-- Exercise --
Lines holding the string "Which" are the ones to copy from this listing.

(Data entries)
┌──

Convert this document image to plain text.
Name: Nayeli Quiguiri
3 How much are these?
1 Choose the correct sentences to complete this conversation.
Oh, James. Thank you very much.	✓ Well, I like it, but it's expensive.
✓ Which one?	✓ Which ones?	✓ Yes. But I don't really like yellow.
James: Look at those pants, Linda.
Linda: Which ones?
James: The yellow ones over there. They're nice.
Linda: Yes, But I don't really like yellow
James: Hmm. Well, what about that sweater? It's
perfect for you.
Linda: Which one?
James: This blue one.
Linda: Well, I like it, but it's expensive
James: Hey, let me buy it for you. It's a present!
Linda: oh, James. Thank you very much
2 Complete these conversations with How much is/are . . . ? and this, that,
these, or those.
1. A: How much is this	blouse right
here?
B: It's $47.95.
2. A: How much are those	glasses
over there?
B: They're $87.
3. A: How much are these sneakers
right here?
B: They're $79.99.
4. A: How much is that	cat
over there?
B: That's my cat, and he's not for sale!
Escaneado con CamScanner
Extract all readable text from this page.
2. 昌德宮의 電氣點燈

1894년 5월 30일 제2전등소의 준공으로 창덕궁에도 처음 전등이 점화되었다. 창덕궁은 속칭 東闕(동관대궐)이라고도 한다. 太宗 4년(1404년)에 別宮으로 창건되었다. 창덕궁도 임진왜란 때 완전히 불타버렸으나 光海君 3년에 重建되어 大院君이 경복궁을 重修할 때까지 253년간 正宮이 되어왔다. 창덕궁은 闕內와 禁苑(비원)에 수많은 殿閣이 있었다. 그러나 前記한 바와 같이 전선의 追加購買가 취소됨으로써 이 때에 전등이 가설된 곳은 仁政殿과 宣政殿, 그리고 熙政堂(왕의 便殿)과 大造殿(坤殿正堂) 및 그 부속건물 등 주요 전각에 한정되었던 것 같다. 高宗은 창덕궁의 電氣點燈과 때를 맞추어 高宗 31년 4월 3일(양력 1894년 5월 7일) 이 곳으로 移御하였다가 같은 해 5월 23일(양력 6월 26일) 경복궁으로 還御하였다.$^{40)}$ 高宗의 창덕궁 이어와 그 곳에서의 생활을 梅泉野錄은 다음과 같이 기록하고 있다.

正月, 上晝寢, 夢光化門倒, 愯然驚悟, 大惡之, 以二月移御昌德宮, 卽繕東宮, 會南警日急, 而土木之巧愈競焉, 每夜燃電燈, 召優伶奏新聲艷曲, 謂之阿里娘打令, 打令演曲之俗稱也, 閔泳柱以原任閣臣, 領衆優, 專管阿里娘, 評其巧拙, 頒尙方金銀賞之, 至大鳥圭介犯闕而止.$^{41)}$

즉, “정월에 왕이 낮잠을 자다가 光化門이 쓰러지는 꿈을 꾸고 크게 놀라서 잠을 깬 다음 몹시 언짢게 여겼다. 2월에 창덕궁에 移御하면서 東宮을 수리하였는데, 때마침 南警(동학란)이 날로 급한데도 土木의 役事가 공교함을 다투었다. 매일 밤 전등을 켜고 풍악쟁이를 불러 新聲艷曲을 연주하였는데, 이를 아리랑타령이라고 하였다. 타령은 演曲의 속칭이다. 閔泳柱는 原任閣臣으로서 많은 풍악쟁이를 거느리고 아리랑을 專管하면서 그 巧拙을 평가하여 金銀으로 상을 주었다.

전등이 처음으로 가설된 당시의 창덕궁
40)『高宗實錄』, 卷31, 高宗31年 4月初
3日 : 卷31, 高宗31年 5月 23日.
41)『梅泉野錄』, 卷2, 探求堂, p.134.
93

└──

-- Final answer --
✓ Which one?	✓ Which ones?	✓ Yes. But I don't really like yellow.
Linda: Which ones?
Linda: Which one?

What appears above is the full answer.